# WHAT TO PRODUCE
Retype all of the data below line for line without changing anything, but leave out the pictures.

[Region annotation data]
◇ ◇ ◇ ◇ ◇
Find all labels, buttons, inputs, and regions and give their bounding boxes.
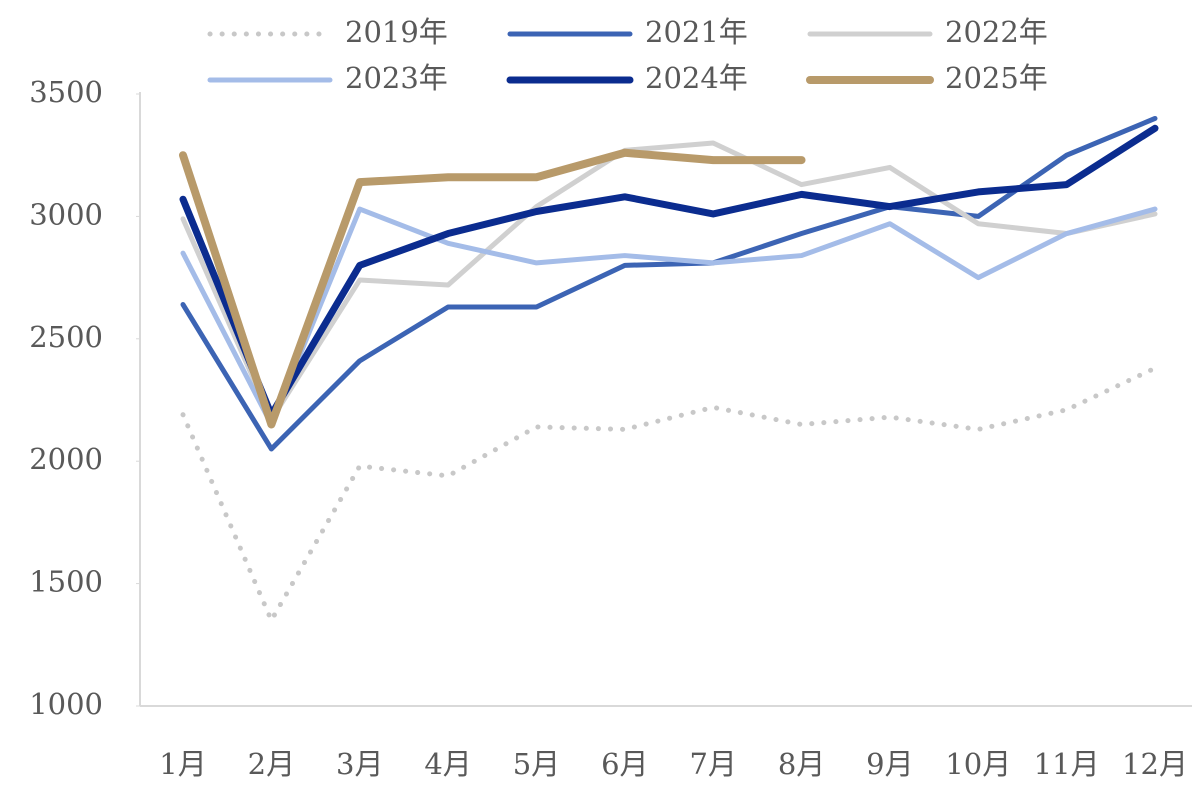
- x-tick-label: 9月: [866, 747, 913, 781]
- x-tick-label: 1月: [159, 747, 206, 781]
- legend-label: 2019年: [345, 15, 448, 49]
- y-tick-label: 2500: [29, 320, 103, 354]
- legend-label: 2021年: [645, 15, 748, 49]
- series-line: [180, 206, 1158, 427]
- series-line: [180, 115, 1158, 452]
- legend-label: 2022年: [945, 15, 1048, 49]
- x-tick-label: 8月: [778, 747, 825, 781]
- legend-label: 2024年: [645, 61, 748, 95]
- series-line: [180, 365, 1158, 626]
- y-tick-label: 3000: [29, 197, 103, 231]
- x-tick-label: 3月: [336, 747, 383, 781]
- y-tick-label: 1500: [29, 565, 103, 599]
- series-line: [179, 148, 806, 429]
- x-tick-label: 5月: [513, 747, 560, 781]
- y-tick-label: 1000: [29, 687, 103, 721]
- x-tick-label: 10月: [945, 747, 1011, 781]
- series-line: [180, 140, 1158, 423]
- x-tick-label: 2月: [248, 747, 295, 781]
- legend-label: 2023年: [345, 61, 448, 95]
- y-tick-label: 3500: [29, 75, 103, 109]
- series-line: [179, 124, 1159, 419]
- x-tick-label: 12月: [1122, 747, 1188, 781]
- x-tick-label: 6月: [601, 747, 648, 781]
- legend-label: 2025年: [945, 61, 1048, 95]
- x-tick-label: 11月: [1034, 747, 1100, 781]
- x-tick-label: 7月: [689, 747, 736, 781]
- y-tick-label: 2000: [29, 442, 103, 476]
- x-tick-label: 4月: [424, 747, 471, 781]
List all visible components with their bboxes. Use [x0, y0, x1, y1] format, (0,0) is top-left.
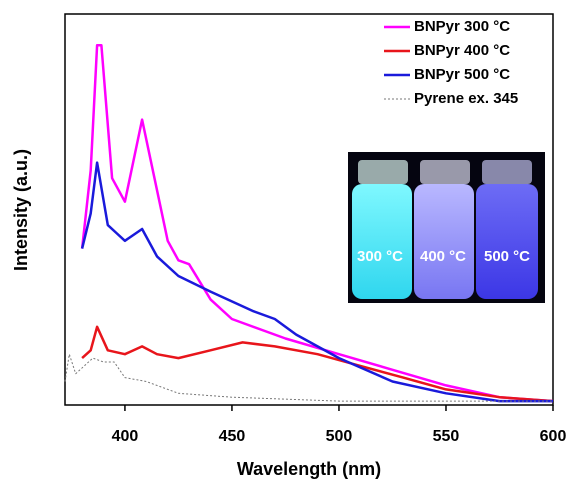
y-axis-label: Intensity (a.u.): [11, 149, 31, 271]
x-tick-label: 400: [112, 428, 139, 445]
series-line: [80, 161, 553, 403]
series-line: [80, 44, 554, 403]
series-line: [81, 325, 554, 403]
x-tick-label: 500: [326, 428, 353, 445]
x-tick-label: 550: [433, 428, 460, 445]
legend-label: BNPyr 500 °C: [414, 66, 510, 83]
inset-label: 500 °C: [484, 248, 530, 265]
legend-label: Pyrene ex. 345: [414, 90, 518, 107]
x-tick-label: 600: [540, 428, 567, 445]
legend-label: BNPyr 300 °C: [414, 18, 510, 35]
inset-label: 400 °C: [420, 248, 466, 265]
series-line: [64, 353, 553, 402]
inset-photo: [348, 152, 545, 303]
legend-label: BNPyr 400 °C: [414, 42, 510, 59]
plot-frame: [64, 13, 554, 406]
x-tick-label: 450: [219, 428, 246, 445]
inset-label: 300 °C: [357, 248, 403, 265]
x-axis-label: Wavelength (nm): [237, 459, 381, 479]
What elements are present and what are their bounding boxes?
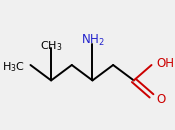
Text: OH: OH bbox=[156, 57, 174, 70]
Text: H$_3$C: H$_3$C bbox=[2, 61, 24, 74]
Text: O: O bbox=[156, 93, 165, 106]
Text: CH$_3$: CH$_3$ bbox=[40, 39, 62, 53]
Text: NH$_2$: NH$_2$ bbox=[80, 33, 104, 48]
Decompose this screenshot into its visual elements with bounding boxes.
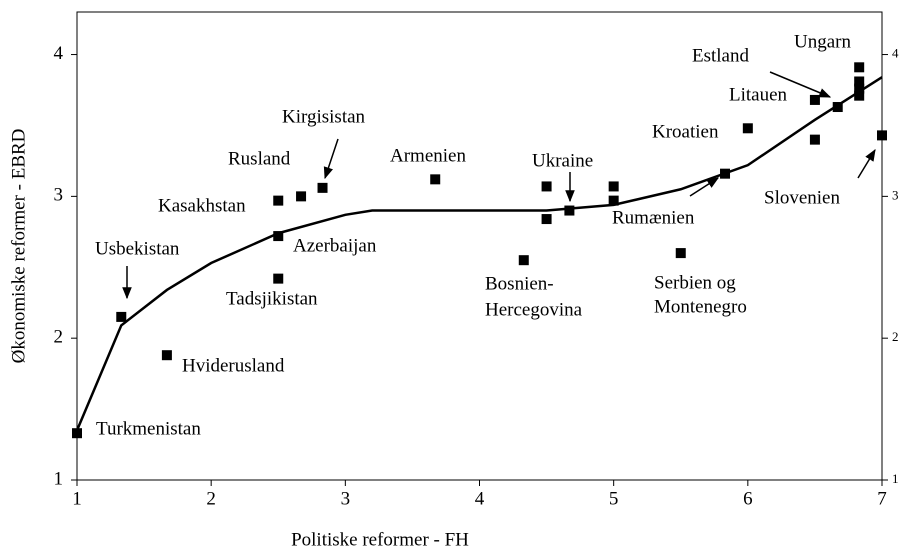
◇ ◇ ◇ ◇ ◇
# EXPECTED OUTPUT
Find all labels, buttons, inputs, and regions and give their bounding boxes.
- x-tick-label: 9月: [866, 747, 913, 781]
- x-tick-label: 1月: [159, 747, 206, 781]
- legend-label: 2019年: [345, 15, 448, 49]
- y-tick-label: 2500: [29, 320, 103, 354]
- legend-label: 2021年: [645, 15, 748, 49]
- series-line: [180, 206, 1158, 427]
- series-line: [180, 115, 1158, 452]
- legend-label: 2022年: [945, 15, 1048, 49]
- x-tick-label: 8月: [778, 747, 825, 781]
- legend-label: 2024年: [645, 61, 748, 95]
- series-line: [180, 365, 1158, 626]
- y-tick-label: 3000: [29, 197, 103, 231]
- x-tick-label: 3月: [336, 747, 383, 781]
- y-tick-label: 1500: [29, 565, 103, 599]
- series-line: [179, 148, 806, 429]
- x-tick-label: 5月: [513, 747, 560, 781]
- y-tick-label: 1000: [29, 687, 103, 721]
- x-tick-label: 10月: [945, 747, 1011, 781]
- series-line: [180, 140, 1158, 423]
- x-tick-label: 2月: [248, 747, 295, 781]
- legend-label: 2023年: [345, 61, 448, 95]
- y-tick-label: 3500: [29, 75, 103, 109]
- series-line: [179, 124, 1159, 419]
- x-tick-label: 12月: [1122, 747, 1188, 781]
- x-tick-label: 6月: [601, 747, 648, 781]
- legend-label: 2025年: [945, 61, 1048, 95]
- x-tick-label: 11月: [1034, 747, 1100, 781]
- x-tick-label: 7月: [689, 747, 736, 781]
- y-tick-label: 2000: [29, 442, 103, 476]
- x-tick-label: 4月: [424, 747, 471, 781]
List all visible components with their bboxes. Use [x0, y0, x1, y1] format, (0,0) is top-left.
y-axis-label: Intensity (a.u.): [11, 149, 31, 271]
x-tick-label: 400: [112, 428, 139, 445]
series-line: [80, 161, 553, 403]
series-line: [80, 44, 554, 403]
series-line: [81, 325, 554, 403]
x-tick-label: 500: [326, 428, 353, 445]
x-tick-label: 550: [433, 428, 460, 445]
legend-label: BNPyr 500 °C: [414, 66, 510, 83]
inset-label: 500 °C: [484, 248, 530, 265]
legend-label: Pyrene ex. 345: [414, 90, 518, 107]
x-tick-label: 600: [540, 428, 567, 445]
legend-label: BNPyr 300 °C: [414, 18, 510, 35]
inset-label: 400 °C: [420, 248, 466, 265]
series-line: [64, 353, 553, 402]
inset-photo: [348, 152, 545, 303]
legend-label: BNPyr 400 °C: [414, 42, 510, 59]
plot-frame: [64, 13, 554, 406]
x-tick-label: 450: [219, 428, 246, 445]
inset-label: 300 °C: [357, 248, 403, 265]
x-axis-label: Wavelength (nm): [237, 459, 381, 479]
What elements are present and what are their bounding boxes?
Text: OH: OH bbox=[156, 57, 174, 70]
Text: H$_3$C: H$_3$C bbox=[2, 61, 24, 74]
Text: O: O bbox=[156, 93, 165, 106]
Text: CH$_3$: CH$_3$ bbox=[40, 39, 62, 53]
Text: NH$_2$: NH$_2$ bbox=[80, 33, 104, 48]
Decompose this screenshot into its visual elements with bounding boxes.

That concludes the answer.